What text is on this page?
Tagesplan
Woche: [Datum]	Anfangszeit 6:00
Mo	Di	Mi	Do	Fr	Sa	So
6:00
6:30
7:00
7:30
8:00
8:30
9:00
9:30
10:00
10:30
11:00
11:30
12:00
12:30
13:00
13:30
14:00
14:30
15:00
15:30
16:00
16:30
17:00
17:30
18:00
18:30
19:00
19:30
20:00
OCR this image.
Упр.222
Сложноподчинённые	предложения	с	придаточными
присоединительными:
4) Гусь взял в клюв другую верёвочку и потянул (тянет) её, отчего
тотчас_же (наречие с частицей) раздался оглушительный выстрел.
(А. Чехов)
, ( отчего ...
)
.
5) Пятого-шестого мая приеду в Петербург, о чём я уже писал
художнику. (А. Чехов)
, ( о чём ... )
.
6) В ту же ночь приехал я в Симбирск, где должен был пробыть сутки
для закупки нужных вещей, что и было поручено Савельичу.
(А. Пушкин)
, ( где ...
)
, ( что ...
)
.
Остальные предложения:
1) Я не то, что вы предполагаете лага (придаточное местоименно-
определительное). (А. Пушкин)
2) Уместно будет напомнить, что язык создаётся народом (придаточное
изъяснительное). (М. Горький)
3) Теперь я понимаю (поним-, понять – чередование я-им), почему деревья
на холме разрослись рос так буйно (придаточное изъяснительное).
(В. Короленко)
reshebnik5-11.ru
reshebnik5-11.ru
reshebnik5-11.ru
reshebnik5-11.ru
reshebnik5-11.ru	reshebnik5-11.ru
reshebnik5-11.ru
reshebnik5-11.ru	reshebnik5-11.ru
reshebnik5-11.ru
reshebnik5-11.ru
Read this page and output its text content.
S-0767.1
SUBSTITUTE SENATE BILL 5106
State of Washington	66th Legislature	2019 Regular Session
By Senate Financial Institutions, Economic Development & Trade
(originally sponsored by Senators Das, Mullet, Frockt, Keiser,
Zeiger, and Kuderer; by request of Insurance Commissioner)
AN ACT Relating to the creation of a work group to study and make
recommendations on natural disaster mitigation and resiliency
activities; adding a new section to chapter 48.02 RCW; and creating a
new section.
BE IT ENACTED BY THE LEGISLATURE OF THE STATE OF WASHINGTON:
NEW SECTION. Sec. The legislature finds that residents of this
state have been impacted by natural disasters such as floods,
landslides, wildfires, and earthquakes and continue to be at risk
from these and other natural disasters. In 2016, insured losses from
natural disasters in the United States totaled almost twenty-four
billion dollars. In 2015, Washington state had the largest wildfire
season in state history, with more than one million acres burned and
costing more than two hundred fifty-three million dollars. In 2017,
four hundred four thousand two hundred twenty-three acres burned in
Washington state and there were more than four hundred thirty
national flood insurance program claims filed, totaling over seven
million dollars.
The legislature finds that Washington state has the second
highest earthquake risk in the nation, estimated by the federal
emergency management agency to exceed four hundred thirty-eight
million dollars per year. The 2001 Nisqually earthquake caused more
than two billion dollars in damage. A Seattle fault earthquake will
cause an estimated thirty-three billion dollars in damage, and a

Task to complete ▸
Return all lines containing the word "natural".

Answer to the task ▸
recommendations on natural disaster mitigation and resiliency
state have been impacted by natural disasters such as floods,
from these and other natural disasters. In 2016, insured losses from
natural disasters in the United States totaled almost twenty-four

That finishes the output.